[Collection entries]
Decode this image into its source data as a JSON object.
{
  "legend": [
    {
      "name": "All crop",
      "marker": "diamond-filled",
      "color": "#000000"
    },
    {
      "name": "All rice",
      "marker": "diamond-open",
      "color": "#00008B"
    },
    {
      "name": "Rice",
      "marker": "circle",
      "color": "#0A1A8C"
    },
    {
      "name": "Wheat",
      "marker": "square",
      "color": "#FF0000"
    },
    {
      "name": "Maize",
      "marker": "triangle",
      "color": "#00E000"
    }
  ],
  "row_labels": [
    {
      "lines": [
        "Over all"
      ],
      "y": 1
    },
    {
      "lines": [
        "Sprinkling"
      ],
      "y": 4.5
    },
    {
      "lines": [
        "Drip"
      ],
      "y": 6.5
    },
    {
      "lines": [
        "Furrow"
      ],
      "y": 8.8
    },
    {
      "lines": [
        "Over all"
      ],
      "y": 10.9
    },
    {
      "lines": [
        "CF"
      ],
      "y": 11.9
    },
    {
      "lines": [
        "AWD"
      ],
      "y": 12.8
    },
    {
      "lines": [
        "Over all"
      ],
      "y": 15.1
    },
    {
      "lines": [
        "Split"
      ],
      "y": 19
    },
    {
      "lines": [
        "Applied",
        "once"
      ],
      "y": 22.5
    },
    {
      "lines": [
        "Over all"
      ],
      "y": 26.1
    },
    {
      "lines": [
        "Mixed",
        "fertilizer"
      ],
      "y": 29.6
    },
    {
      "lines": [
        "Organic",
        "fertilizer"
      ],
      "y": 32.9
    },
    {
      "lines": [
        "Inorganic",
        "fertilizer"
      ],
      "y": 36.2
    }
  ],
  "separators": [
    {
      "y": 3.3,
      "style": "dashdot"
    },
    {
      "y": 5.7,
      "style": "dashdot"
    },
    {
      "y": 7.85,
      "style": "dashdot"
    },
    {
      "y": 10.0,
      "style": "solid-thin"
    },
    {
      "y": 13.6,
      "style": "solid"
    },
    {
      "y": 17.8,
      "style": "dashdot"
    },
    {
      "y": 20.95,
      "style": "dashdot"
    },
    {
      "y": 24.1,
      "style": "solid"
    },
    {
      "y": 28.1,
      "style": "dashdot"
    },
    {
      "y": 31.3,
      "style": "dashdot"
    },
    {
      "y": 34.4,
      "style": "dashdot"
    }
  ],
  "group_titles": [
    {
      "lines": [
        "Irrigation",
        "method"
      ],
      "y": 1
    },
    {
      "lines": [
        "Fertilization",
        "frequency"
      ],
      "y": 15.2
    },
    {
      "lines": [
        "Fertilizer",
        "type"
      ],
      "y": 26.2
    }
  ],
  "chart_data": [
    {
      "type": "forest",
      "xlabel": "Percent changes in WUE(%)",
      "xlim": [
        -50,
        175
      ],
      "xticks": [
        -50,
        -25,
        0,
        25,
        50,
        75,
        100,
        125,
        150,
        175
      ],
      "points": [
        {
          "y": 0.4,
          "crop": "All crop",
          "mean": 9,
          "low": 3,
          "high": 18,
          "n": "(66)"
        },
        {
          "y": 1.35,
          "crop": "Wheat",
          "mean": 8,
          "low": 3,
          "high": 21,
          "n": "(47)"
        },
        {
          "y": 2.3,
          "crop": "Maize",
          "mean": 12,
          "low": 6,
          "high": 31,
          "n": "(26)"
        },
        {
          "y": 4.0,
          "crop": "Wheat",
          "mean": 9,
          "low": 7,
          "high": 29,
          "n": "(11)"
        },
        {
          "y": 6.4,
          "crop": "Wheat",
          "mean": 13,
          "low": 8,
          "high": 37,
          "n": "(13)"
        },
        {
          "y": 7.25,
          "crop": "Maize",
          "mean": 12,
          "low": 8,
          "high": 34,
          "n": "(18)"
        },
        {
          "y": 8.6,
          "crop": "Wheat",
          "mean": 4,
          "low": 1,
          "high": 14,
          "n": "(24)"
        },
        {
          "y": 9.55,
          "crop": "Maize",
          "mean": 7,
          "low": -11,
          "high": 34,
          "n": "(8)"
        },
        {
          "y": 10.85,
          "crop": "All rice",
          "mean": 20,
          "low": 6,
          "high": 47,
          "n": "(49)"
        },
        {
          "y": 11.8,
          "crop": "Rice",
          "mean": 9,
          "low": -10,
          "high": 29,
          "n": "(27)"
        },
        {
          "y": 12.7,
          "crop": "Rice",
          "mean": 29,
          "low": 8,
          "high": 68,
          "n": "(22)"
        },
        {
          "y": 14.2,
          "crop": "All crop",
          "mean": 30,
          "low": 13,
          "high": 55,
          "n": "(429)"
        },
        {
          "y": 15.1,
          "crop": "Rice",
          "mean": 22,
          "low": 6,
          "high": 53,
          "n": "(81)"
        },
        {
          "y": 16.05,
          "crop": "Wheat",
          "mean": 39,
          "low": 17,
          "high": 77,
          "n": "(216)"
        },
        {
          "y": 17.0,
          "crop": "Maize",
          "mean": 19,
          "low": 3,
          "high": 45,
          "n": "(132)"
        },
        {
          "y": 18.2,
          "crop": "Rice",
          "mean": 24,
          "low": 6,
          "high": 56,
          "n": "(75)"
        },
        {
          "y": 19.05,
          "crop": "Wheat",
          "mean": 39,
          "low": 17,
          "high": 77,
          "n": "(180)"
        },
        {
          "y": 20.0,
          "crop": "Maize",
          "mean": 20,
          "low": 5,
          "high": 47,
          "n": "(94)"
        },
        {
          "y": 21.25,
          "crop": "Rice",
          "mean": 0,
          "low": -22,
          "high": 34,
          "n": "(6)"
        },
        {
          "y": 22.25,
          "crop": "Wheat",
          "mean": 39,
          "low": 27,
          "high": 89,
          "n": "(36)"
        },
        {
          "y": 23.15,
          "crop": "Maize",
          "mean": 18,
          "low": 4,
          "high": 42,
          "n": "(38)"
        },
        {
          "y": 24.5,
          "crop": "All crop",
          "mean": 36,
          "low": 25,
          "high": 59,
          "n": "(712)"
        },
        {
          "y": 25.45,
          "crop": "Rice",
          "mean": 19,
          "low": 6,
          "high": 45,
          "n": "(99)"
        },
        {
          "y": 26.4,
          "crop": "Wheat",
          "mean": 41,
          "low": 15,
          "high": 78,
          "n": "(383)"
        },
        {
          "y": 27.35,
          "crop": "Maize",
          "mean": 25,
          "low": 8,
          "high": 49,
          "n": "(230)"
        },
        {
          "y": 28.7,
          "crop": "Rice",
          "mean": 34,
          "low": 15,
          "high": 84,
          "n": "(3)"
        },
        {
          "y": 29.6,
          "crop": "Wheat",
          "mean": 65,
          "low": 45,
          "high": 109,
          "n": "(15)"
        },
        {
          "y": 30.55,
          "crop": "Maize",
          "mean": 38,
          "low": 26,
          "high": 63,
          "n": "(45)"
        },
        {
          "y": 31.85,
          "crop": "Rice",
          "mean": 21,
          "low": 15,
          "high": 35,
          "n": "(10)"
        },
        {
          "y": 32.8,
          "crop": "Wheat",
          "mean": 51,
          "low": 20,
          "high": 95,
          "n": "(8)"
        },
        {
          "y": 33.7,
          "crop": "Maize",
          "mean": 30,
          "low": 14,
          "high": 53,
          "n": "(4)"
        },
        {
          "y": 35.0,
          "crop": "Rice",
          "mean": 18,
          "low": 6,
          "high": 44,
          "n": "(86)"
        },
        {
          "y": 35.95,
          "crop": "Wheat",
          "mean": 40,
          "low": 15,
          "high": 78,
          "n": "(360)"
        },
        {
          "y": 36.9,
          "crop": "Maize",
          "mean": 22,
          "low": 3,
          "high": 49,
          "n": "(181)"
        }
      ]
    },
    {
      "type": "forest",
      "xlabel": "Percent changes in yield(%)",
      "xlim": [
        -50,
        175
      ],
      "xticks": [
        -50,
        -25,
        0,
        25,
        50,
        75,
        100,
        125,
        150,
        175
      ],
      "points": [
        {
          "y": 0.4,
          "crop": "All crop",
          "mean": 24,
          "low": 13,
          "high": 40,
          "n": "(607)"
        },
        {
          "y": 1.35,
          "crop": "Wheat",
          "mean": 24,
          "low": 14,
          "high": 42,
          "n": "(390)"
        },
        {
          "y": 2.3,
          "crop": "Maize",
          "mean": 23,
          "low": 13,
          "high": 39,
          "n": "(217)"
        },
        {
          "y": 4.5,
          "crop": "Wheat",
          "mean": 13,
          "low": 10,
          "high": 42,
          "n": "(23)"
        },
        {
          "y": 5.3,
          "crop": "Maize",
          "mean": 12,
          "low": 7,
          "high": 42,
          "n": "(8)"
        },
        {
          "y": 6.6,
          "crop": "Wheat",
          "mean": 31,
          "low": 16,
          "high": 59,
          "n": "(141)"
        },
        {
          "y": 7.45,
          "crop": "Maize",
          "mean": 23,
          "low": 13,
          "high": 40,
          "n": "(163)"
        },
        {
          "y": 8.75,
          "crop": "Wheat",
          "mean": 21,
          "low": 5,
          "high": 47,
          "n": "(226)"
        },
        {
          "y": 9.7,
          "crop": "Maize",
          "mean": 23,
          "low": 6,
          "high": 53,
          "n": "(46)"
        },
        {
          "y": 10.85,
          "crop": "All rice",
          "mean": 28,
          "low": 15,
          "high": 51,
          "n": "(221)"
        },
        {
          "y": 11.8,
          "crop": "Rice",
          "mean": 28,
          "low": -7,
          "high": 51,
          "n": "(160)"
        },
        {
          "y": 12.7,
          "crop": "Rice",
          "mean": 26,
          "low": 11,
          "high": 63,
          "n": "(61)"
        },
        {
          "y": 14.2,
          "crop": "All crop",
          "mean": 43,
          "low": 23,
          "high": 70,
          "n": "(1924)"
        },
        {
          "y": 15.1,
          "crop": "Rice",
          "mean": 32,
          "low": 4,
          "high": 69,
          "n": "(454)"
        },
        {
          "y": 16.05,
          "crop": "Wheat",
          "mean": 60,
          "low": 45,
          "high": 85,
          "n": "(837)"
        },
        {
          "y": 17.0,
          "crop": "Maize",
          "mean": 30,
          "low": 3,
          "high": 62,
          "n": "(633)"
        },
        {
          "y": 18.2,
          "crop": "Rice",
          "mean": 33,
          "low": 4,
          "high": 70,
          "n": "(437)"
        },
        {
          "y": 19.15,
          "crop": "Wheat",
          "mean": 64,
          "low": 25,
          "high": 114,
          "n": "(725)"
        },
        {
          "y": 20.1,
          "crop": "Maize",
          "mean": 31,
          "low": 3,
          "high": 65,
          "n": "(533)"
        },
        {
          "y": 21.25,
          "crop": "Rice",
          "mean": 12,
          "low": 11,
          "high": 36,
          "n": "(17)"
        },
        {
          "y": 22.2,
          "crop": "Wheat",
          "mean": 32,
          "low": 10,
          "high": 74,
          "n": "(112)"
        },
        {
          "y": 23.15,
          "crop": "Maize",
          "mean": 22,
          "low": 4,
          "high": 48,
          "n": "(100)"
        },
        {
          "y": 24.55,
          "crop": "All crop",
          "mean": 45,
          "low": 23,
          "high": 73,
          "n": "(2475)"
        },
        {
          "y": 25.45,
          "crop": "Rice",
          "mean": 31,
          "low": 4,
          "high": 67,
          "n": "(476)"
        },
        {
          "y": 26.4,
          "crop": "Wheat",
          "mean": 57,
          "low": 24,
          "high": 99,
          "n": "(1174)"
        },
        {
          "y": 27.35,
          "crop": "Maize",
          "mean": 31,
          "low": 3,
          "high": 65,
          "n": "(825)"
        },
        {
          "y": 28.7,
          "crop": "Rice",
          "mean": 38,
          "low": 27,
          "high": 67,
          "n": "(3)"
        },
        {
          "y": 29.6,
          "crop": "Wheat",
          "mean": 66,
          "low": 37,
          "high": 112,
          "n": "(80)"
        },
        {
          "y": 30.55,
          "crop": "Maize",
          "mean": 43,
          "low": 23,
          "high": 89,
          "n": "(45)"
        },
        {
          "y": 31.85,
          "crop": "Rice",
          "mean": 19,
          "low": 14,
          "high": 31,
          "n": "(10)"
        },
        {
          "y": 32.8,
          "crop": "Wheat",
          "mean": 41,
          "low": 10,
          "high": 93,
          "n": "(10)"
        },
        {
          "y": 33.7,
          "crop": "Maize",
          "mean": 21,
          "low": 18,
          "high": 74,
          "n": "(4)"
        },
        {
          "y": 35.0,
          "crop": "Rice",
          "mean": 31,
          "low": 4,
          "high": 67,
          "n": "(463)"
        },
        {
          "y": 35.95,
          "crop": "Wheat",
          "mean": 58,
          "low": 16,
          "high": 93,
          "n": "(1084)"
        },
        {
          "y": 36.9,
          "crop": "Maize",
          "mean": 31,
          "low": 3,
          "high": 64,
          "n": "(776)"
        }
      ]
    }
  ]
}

Exercise requirements:
Find the word "changes" in the data and show each line that holds it.

Correct result:
      "xlabel": "Percent changes in WUE(%)",
      "xlabel": "Percent changes in yield(%)",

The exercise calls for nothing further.